Below are the records; locate each line with the word "loạn" and copy it.
-- Start of Provided entries --
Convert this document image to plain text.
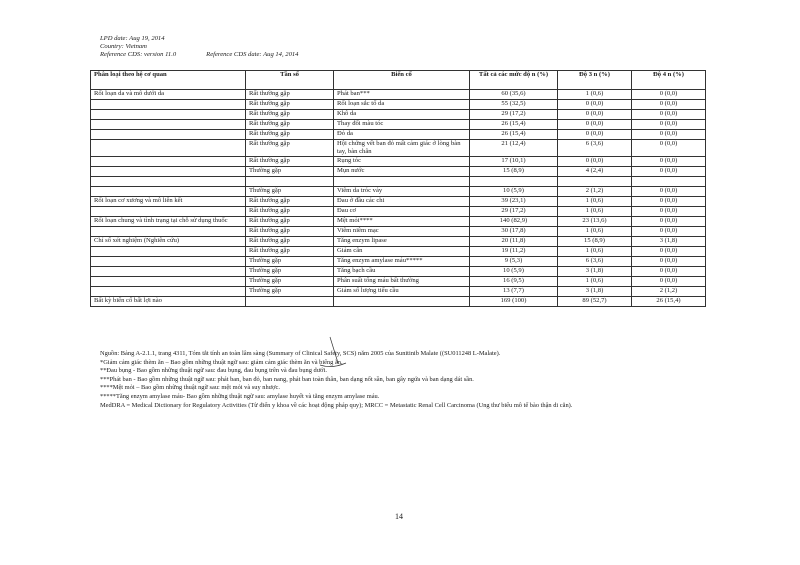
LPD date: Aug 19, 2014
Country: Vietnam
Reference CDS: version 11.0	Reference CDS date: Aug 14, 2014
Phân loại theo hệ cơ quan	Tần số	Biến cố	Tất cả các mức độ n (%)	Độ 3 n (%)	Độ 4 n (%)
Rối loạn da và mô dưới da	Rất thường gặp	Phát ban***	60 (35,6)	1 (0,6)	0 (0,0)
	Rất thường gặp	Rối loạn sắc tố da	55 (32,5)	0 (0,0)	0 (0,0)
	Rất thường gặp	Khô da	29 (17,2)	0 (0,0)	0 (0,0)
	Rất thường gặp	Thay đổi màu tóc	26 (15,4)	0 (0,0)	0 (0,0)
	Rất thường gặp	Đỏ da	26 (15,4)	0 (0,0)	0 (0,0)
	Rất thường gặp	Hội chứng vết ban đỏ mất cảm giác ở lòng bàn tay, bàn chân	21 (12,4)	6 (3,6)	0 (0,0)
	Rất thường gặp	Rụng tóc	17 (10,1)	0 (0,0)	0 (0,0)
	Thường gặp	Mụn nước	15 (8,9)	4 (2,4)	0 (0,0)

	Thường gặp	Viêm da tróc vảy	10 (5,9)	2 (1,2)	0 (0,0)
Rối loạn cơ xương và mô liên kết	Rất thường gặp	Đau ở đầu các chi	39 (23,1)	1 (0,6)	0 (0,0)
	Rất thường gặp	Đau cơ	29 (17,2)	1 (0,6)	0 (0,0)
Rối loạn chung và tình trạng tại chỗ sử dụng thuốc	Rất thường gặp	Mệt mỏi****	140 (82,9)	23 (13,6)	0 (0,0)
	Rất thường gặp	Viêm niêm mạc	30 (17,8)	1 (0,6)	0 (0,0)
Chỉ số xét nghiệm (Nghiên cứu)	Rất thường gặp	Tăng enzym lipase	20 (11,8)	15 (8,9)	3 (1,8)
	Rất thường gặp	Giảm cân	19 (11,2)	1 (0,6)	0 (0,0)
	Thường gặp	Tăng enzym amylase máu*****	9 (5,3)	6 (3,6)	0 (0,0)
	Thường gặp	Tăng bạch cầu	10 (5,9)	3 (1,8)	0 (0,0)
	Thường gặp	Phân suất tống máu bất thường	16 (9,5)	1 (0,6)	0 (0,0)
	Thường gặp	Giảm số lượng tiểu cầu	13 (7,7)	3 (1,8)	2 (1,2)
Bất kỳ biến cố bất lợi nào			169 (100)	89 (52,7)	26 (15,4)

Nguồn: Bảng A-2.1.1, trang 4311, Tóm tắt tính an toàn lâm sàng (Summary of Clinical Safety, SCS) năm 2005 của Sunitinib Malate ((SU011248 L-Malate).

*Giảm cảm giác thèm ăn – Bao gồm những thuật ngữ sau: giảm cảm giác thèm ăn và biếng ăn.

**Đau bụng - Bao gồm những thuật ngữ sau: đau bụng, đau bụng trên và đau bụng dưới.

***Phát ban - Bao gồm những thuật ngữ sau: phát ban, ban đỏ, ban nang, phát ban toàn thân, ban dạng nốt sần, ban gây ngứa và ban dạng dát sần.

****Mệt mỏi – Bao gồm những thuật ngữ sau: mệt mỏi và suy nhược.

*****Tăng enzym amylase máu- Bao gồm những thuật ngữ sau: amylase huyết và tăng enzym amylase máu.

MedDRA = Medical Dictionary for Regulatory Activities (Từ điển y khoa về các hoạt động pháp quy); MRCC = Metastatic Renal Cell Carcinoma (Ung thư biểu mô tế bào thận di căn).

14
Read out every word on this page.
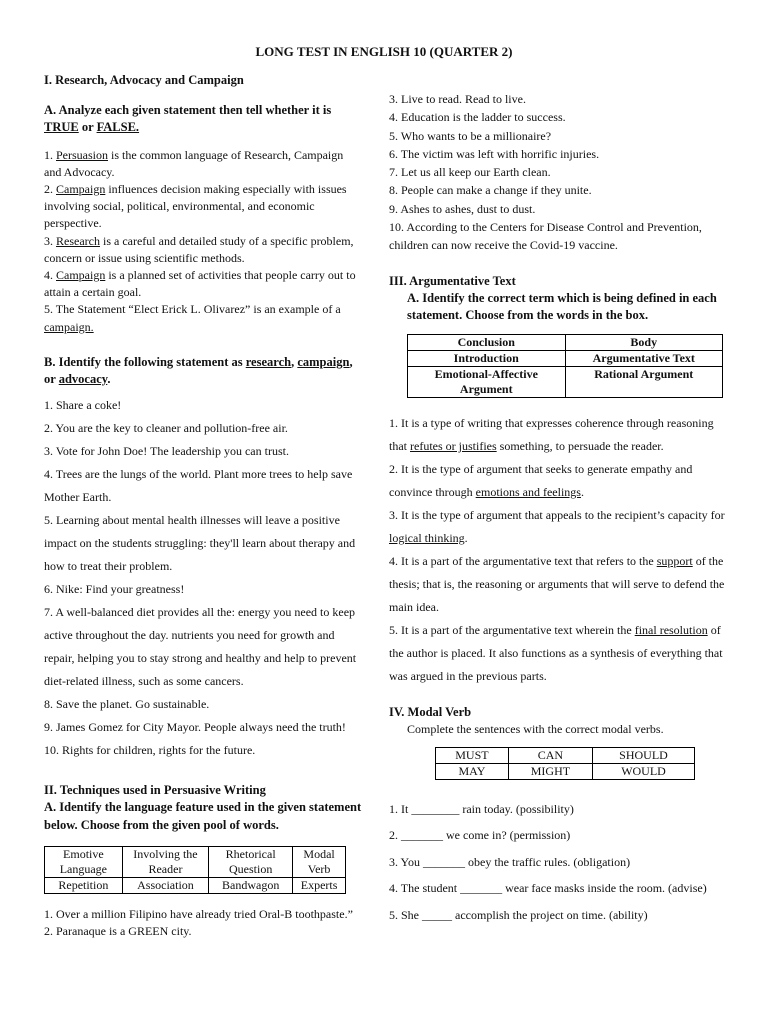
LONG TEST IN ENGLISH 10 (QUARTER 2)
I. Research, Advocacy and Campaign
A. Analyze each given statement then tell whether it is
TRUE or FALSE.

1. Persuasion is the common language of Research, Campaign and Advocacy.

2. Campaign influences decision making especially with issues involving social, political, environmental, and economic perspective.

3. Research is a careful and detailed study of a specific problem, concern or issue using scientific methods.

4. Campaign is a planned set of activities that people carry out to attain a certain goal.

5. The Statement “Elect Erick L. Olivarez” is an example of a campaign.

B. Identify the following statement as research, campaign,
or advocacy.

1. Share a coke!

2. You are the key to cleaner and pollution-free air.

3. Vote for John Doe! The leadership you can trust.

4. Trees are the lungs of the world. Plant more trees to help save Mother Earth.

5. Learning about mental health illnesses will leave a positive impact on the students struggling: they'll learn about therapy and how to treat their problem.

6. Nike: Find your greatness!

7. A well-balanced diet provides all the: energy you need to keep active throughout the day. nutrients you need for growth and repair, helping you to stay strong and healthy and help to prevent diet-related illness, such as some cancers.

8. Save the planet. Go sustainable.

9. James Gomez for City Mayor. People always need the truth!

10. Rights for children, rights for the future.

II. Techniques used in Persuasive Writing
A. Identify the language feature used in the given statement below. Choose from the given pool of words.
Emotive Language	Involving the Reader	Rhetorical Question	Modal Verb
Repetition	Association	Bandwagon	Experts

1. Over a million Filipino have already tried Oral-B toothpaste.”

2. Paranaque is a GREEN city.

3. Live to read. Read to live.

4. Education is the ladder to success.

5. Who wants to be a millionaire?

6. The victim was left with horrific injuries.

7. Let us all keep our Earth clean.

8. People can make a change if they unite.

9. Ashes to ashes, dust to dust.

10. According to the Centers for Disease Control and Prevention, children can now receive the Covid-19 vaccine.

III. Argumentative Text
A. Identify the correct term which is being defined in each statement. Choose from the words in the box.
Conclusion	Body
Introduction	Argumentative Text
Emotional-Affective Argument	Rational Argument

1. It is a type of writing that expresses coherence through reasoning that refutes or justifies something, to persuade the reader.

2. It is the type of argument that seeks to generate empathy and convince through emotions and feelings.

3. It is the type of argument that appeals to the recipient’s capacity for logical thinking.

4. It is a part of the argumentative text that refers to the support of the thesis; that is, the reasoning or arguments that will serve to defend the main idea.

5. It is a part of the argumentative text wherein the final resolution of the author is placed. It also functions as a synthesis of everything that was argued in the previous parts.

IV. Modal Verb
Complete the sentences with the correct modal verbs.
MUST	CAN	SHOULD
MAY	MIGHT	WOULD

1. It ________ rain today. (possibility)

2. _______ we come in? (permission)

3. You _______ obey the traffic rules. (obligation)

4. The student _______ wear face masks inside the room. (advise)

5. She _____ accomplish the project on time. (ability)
-- End of Provided entries --
-- Start of Provided entries --
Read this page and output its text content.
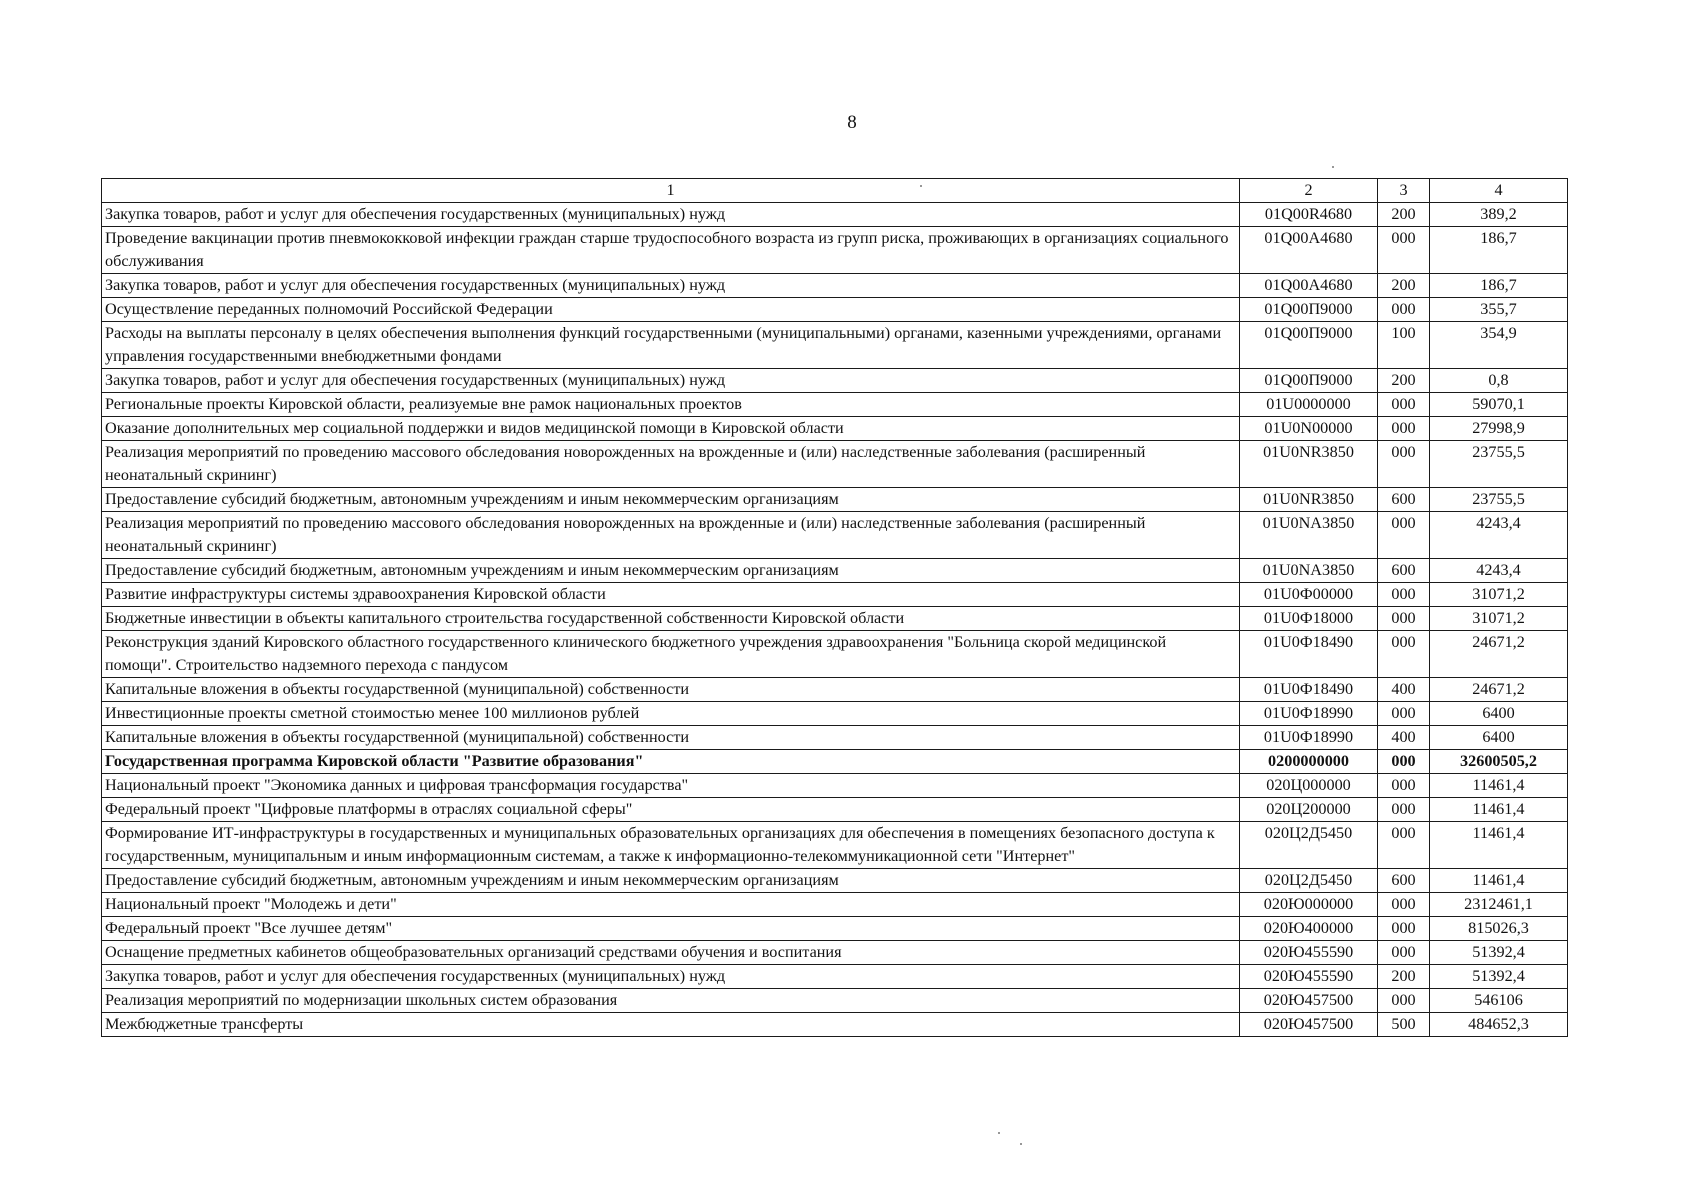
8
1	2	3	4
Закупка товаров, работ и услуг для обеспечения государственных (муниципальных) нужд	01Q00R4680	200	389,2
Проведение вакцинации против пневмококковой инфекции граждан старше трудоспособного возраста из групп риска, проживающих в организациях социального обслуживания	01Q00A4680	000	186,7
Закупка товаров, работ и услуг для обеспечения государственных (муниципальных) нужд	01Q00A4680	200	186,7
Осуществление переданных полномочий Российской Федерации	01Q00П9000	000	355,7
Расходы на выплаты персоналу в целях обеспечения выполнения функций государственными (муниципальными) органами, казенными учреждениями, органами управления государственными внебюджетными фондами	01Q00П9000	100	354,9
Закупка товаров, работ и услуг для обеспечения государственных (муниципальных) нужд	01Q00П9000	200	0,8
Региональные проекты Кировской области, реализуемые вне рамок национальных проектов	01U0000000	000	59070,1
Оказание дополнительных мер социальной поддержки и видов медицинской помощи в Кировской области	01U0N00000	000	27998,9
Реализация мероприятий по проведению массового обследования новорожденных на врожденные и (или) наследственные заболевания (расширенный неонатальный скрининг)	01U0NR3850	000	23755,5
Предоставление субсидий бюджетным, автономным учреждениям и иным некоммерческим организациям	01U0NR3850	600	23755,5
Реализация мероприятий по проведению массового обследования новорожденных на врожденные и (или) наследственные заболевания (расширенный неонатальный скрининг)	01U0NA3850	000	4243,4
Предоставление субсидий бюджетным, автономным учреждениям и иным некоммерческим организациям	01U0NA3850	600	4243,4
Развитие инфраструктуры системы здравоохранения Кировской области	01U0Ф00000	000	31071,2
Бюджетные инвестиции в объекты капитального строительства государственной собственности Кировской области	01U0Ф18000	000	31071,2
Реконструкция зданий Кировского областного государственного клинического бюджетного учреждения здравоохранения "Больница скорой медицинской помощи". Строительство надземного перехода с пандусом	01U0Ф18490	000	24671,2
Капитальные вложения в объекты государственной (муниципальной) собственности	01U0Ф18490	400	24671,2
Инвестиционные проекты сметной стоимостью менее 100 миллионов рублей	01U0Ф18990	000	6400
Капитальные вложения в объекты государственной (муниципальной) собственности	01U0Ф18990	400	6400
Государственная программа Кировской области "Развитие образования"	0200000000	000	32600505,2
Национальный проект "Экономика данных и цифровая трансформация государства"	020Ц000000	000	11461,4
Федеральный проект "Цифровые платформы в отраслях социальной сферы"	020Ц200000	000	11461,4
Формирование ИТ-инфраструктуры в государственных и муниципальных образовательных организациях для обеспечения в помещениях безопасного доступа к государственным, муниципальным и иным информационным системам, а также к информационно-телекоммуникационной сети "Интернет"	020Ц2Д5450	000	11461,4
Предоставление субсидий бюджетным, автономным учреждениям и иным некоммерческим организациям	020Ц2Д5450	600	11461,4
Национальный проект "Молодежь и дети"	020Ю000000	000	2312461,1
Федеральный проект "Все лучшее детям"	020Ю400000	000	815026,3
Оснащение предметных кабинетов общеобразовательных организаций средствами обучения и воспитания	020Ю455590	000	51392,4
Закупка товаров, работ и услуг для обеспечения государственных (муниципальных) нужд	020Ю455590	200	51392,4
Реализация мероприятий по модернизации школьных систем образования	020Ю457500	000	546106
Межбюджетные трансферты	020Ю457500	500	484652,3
-- End of Provided entries --
Exercise solution:
Rối loạn da và mô dưới da	Rất thường gặp	Phát ban***	60 (35,6)	1 (0,6)	0 (0,0)
	Rất thường gặp	Rối loạn sắc tố da	55 (32,5)	0 (0,0)	0 (0,0)
Rối loạn cơ xương và mô liên kết	Rất thường gặp	Đau ở đầu các chi	39 (23,1)	1 (0,6)	0 (0,0)
Rối loạn chung và tình trạng tại chỗ sử dụng thuốc	Rất thường gặp	Mệt mỏi****	140 (82,9)	23 (13,6)	0 (0,0)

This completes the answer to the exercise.